• **Dataset entries on figures**
/---
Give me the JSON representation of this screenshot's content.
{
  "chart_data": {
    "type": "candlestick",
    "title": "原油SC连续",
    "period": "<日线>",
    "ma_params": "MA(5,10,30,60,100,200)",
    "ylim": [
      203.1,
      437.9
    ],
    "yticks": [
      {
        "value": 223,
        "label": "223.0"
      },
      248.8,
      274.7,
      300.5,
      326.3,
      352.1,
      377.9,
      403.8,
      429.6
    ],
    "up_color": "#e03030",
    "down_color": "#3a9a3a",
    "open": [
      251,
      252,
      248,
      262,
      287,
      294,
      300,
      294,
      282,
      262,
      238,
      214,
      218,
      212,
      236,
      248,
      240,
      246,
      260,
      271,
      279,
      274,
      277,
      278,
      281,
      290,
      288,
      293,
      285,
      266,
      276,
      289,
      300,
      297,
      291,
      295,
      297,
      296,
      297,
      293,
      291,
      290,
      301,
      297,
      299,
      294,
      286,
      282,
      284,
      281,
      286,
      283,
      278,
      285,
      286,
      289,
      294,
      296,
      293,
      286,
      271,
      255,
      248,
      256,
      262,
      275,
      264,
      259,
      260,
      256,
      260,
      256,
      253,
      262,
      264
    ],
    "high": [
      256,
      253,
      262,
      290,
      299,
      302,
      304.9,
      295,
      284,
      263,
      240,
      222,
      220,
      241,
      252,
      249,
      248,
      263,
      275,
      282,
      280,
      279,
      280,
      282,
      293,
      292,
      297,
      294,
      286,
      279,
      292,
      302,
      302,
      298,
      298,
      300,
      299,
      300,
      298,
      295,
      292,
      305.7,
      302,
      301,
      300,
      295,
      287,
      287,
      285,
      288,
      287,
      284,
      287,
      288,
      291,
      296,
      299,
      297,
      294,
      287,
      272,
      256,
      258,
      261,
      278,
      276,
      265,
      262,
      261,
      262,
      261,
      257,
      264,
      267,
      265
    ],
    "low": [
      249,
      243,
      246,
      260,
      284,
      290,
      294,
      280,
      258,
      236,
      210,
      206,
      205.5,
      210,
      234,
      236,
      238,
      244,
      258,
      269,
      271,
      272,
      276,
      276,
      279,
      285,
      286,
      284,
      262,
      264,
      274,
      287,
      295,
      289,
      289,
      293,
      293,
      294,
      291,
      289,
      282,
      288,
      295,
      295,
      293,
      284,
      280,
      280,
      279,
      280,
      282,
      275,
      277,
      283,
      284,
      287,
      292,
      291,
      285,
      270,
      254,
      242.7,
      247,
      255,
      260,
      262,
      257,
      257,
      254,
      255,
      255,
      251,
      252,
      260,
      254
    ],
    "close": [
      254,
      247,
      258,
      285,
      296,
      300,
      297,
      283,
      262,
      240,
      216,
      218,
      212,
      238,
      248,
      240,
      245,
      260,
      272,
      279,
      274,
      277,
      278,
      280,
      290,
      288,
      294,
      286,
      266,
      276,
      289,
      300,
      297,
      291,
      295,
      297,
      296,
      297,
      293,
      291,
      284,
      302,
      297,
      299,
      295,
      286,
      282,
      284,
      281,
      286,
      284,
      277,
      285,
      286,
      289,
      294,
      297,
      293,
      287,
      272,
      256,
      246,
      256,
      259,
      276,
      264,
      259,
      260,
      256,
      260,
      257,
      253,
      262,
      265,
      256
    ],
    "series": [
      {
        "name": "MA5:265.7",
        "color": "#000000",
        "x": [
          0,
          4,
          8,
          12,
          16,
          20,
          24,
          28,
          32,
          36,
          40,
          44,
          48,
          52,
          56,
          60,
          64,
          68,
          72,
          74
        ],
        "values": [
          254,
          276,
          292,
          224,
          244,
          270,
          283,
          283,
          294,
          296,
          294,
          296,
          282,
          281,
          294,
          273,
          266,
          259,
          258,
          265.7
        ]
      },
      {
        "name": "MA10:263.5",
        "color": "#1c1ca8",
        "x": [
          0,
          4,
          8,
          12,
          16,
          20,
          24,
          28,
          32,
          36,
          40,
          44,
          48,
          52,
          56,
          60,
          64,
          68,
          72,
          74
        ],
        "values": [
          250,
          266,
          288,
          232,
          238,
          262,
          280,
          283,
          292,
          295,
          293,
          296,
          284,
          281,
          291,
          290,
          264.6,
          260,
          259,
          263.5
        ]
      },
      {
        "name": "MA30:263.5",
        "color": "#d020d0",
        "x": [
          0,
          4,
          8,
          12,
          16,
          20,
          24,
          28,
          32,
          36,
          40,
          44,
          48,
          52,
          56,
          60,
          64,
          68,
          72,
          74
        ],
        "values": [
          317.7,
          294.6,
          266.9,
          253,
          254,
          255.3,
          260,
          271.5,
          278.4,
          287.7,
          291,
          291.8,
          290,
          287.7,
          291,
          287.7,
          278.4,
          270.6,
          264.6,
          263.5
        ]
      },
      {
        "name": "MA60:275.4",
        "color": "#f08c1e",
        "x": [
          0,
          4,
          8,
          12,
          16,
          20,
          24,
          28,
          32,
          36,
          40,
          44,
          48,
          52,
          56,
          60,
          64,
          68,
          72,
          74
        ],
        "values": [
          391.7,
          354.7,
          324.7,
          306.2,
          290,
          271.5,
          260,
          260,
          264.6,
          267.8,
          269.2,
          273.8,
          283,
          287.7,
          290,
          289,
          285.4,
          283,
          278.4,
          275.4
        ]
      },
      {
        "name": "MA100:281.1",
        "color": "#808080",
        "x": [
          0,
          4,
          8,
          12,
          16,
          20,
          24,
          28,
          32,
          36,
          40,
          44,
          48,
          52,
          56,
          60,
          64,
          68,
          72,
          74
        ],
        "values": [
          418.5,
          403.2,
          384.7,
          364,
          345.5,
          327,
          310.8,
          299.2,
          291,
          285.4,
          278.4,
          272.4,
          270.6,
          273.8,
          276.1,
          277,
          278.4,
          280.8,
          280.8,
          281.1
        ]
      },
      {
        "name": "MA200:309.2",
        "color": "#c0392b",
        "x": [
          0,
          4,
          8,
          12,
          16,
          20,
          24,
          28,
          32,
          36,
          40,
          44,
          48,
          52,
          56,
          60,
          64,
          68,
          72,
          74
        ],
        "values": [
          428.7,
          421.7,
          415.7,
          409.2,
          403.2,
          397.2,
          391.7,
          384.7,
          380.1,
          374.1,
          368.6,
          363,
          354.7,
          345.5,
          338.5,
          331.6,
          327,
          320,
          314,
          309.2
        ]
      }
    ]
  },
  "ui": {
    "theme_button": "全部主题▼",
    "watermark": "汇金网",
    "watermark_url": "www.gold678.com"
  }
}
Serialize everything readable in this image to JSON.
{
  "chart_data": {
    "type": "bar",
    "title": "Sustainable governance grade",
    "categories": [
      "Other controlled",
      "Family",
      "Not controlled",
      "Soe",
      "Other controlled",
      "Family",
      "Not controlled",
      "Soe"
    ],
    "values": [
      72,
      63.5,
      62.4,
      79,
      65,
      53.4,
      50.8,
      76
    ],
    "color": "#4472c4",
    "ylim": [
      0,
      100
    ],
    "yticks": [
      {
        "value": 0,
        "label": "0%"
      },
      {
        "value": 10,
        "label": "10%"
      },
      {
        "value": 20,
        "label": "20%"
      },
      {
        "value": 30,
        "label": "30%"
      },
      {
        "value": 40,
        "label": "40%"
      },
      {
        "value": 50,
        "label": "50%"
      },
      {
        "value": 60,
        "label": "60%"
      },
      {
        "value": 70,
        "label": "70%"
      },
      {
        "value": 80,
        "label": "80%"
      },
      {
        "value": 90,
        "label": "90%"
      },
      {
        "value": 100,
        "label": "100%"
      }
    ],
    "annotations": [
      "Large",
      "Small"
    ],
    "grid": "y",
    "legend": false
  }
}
\---
• **REQUIREMENTS**
Set out every line from the material that contains the string "label".

• **OUTPUT BELOW**
        "label": "223.0"
        "label": "0%"
        "label": "10%"
        "label": "20%"
        "label": "30%"
        "label": "40%"
        "label": "50%"
        "label": "60%"
        "label": "70%"
        "label": "80%"
        "label": "90%"
        "label": "100%"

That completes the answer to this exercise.